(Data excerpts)
»»

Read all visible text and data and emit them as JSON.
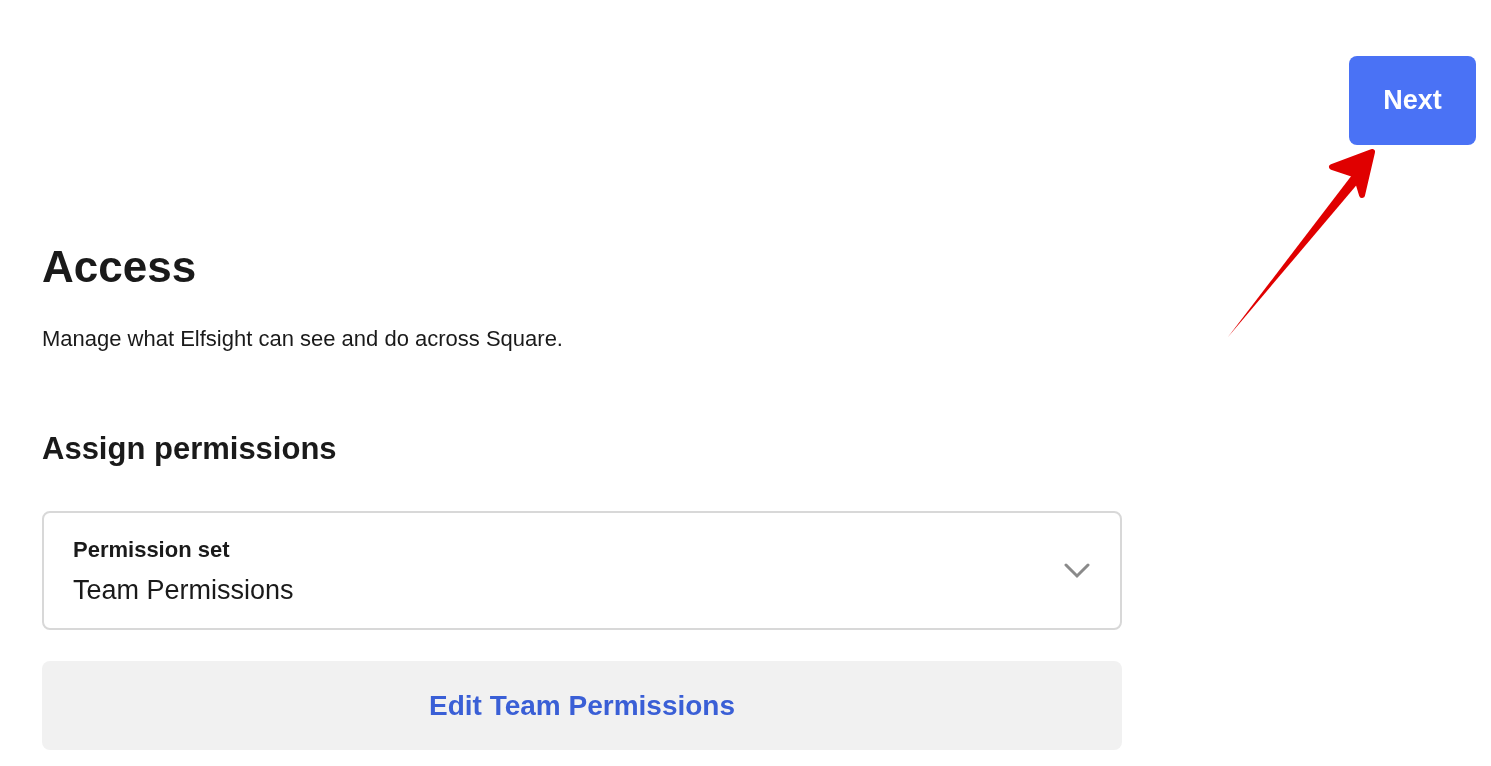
{
  "header": {
    "next_button": "Next"
  },
  "access": {
    "title": "Access",
    "description": "Manage what Elfsight can see and do across Square."
  },
  "assign": {
    "title": "Assign permissions",
    "select": {
      "label": "Permission set",
      "value": "Team Permissions"
    },
    "edit_button": "Edit Team Permissions"
  }
}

««

REQUIRED WORK:
Return the listing above unchanged, apart from dropping its pictures.

PROBLEM SOLUTION:
Read all visible text and data and emit them as JSON.
{
  "header": {
    "next_button": "Next"
  },
  "access": {
    "title": "Access",
    "description": "Manage what Elfsight can see and do across Square."
  },
  "assign": {
    "title": "Assign permissions",
    "select": {
      "label": "Permission set",
      "value": "Team Permissions"
    },
    "edit_button": "Edit Team Permissions"
  }
}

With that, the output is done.